> PROBLEM STATEMENT: Each record should be copied exactly into the answer, and no picture should go with it.

----- MATERIAL SHOWN

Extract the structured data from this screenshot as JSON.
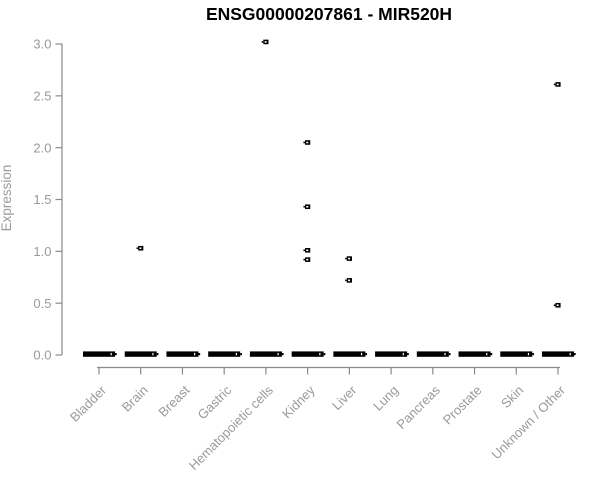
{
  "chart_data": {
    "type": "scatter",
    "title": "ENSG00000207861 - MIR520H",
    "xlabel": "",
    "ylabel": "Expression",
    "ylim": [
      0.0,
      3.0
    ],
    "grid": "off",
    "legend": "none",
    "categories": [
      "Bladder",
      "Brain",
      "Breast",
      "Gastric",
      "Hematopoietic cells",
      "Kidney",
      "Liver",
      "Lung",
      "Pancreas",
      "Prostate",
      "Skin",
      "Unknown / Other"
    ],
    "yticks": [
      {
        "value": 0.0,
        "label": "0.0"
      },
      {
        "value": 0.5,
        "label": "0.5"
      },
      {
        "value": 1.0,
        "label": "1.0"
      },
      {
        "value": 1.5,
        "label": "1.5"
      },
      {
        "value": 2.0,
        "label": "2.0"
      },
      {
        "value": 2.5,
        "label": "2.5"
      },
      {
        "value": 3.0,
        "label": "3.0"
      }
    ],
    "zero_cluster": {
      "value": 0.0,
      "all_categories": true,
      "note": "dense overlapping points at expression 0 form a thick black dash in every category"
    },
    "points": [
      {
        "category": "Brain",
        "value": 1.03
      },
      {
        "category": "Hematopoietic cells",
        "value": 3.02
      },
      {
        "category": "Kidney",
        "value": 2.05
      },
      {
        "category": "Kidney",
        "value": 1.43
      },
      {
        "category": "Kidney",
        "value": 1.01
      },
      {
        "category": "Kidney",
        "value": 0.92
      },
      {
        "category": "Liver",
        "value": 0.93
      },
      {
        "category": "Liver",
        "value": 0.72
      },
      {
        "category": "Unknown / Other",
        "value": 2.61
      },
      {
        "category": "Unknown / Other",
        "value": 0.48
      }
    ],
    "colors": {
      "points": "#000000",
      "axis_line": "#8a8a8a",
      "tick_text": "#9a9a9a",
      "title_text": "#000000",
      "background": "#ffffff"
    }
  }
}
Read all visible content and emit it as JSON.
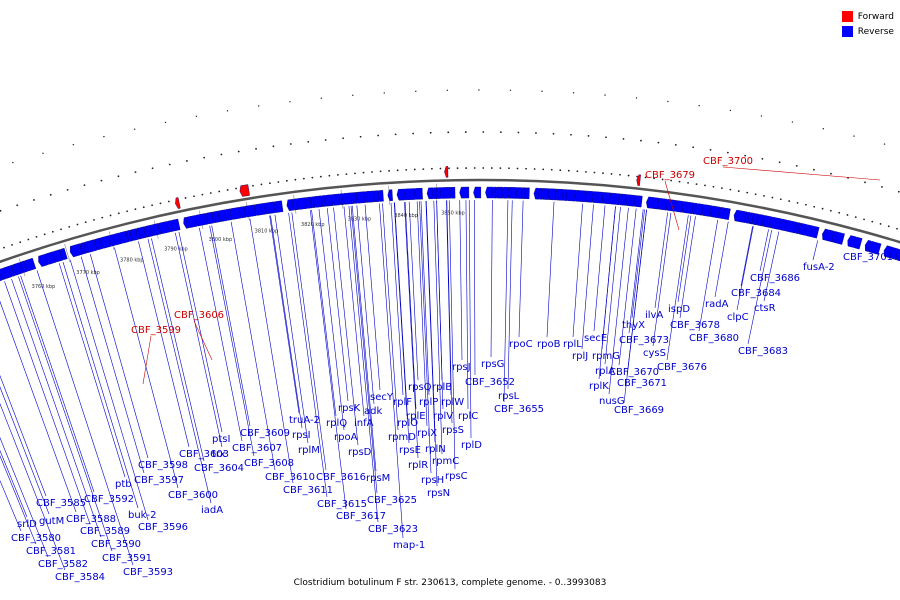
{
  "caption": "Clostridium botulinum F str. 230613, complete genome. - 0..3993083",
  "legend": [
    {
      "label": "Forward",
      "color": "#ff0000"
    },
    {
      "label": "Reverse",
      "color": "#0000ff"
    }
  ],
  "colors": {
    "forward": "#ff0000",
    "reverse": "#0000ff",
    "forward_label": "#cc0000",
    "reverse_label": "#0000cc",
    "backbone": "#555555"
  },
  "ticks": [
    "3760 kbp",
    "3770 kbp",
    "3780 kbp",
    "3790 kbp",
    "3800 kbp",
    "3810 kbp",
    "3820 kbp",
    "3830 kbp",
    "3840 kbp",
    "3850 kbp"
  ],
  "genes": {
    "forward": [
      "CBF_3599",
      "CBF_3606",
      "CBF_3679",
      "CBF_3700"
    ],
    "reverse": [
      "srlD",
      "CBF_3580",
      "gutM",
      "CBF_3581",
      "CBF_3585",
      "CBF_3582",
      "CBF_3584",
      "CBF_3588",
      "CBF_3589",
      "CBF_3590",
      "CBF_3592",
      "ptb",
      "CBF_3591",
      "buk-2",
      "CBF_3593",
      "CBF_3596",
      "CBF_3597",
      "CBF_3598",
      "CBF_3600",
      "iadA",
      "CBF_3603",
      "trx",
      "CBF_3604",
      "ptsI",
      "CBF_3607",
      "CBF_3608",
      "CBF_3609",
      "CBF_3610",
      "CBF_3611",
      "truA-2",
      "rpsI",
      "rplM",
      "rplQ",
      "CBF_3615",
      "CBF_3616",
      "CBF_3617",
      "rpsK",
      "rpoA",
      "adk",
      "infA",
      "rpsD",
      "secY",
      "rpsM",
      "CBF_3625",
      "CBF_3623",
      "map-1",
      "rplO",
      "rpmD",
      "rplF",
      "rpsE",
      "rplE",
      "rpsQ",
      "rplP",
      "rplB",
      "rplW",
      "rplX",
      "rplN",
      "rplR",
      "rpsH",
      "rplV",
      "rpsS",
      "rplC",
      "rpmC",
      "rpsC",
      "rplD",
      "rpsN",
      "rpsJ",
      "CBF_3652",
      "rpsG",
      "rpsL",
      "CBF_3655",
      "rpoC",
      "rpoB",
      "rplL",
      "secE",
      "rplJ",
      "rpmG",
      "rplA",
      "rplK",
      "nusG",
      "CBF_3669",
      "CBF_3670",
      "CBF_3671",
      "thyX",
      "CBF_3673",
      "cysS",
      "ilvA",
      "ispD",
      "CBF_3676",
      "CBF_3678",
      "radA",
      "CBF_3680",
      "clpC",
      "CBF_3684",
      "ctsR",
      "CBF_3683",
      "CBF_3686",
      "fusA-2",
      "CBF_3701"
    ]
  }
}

----------

> TASK ANSWER:
Extract the structured data from this screenshot as JSON.
{
  "chart_data": {
    "type": "scatter",
    "title": "ENSG00000207861 - MIR520H",
    "xlabel": "",
    "ylabel": "Expression",
    "ylim": [
      0.0,
      3.0
    ],
    "grid": "off",
    "legend": "none",
    "categories": [
      "Bladder",
      "Brain",
      "Breast",
      "Gastric",
      "Hematopoietic cells",
      "Kidney",
      "Liver",
      "Lung",
      "Pancreas",
      "Prostate",
      "Skin",
      "Unknown / Other"
    ],
    "yticks": [
      {
        "value": 0.0,
        "label": "0.0"
      },
      {
        "value": 0.5,
        "label": "0.5"
      },
      {
        "value": 1.0,
        "label": "1.0"
      },
      {
        "value": 1.5,
        "label": "1.5"
      },
      {
        "value": 2.0,
        "label": "2.0"
      },
      {
        "value": 2.5,
        "label": "2.5"
      },
      {
        "value": 3.0,
        "label": "3.0"
      }
    ],
    "zero_cluster": {
      "value": 0.0,
      "all_categories": true,
      "note": "dense overlapping points at expression 0 form a thick black dash in every category"
    },
    "points": [
      {
        "category": "Brain",
        "value": 1.03
      },
      {
        "category": "Hematopoietic cells",
        "value": 3.02
      },
      {
        "category": "Kidney",
        "value": 2.05
      },
      {
        "category": "Kidney",
        "value": 1.43
      },
      {
        "category": "Kidney",
        "value": 1.01
      },
      {
        "category": "Kidney",
        "value": 0.92
      },
      {
        "category": "Liver",
        "value": 0.93
      },
      {
        "category": "Liver",
        "value": 0.72
      },
      {
        "category": "Unknown / Other",
        "value": 2.61
      },
      {
        "category": "Unknown / Other",
        "value": 0.48
      }
    ],
    "colors": {
      "points": "#000000",
      "axis_line": "#8a8a8a",
      "tick_text": "#9a9a9a",
      "title_text": "#000000",
      "background": "#ffffff"
    }
  }
}
Read all visible content and emit it as JSON.
{
  "caption": "Clostridium botulinum F str. 230613, complete genome. - 0..3993083",
  "legend": [
    {
      "label": "Forward",
      "color": "#ff0000"
    },
    {
      "label": "Reverse",
      "color": "#0000ff"
    }
  ],
  "colors": {
    "forward": "#ff0000",
    "reverse": "#0000ff",
    "forward_label": "#cc0000",
    "reverse_label": "#0000cc",
    "backbone": "#555555"
  },
  "ticks": [
    "3760 kbp",
    "3770 kbp",
    "3780 kbp",
    "3790 kbp",
    "3800 kbp",
    "3810 kbp",
    "3820 kbp",
    "3830 kbp",
    "3840 kbp",
    "3850 kbp"
  ],
  "genes": {
    "forward": [
      "CBF_3599",
      "CBF_3606",
      "CBF_3679",
      "CBF_3700"
    ],
    "reverse": [
      "srlD",
      "CBF_3580",
      "gutM",
      "CBF_3581",
      "CBF_3585",
      "CBF_3582",
      "CBF_3584",
      "CBF_3588",
      "CBF_3589",
      "CBF_3590",
      "CBF_3592",
      "ptb",
      "CBF_3591",
      "buk-2",
      "CBF_3593",
      "CBF_3596",
      "CBF_3597",
      "CBF_3598",
      "CBF_3600",
      "iadA",
      "CBF_3603",
      "trx",
      "CBF_3604",
      "ptsI",
      "CBF_3607",
      "CBF_3608",
      "CBF_3609",
      "CBF_3610",
      "CBF_3611",
      "truA-2",
      "rpsI",
      "rplM",
      "rplQ",
      "CBF_3615",
      "CBF_3616",
      "CBF_3617",
      "rpsK",
      "rpoA",
      "adk",
      "infA",
      "rpsD",
      "secY",
      "rpsM",
      "CBF_3625",
      "CBF_3623",
      "map-1",
      "rplO",
      "rpmD",
      "rplF",
      "rpsE",
      "rplE",
      "rpsQ",
      "rplP",
      "rplB",
      "rplW",
      "rplX",
      "rplN",
      "rplR",
      "rpsH",
      "rplV",
      "rpsS",
      "rplC",
      "rpmC",
      "rpsC",
      "rplD",
      "rpsN",
      "rpsJ",
      "CBF_3652",
      "rpsG",
      "rpsL",
      "CBF_3655",
      "rpoC",
      "rpoB",
      "rplL",
      "secE",
      "rplJ",
      "rpmG",
      "rplA",
      "rplK",
      "nusG",
      "CBF_3669",
      "CBF_3670",
      "CBF_3671",
      "thyX",
      "CBF_3673",
      "cysS",
      "ilvA",
      "ispD",
      "CBF_3676",
      "CBF_3678",
      "radA",
      "CBF_3680",
      "clpC",
      "CBF_3684",
      "ctsR",
      "CBF_3683",
      "CBF_3686",
      "fusA-2",
      "CBF_3701"
    ]
  }
}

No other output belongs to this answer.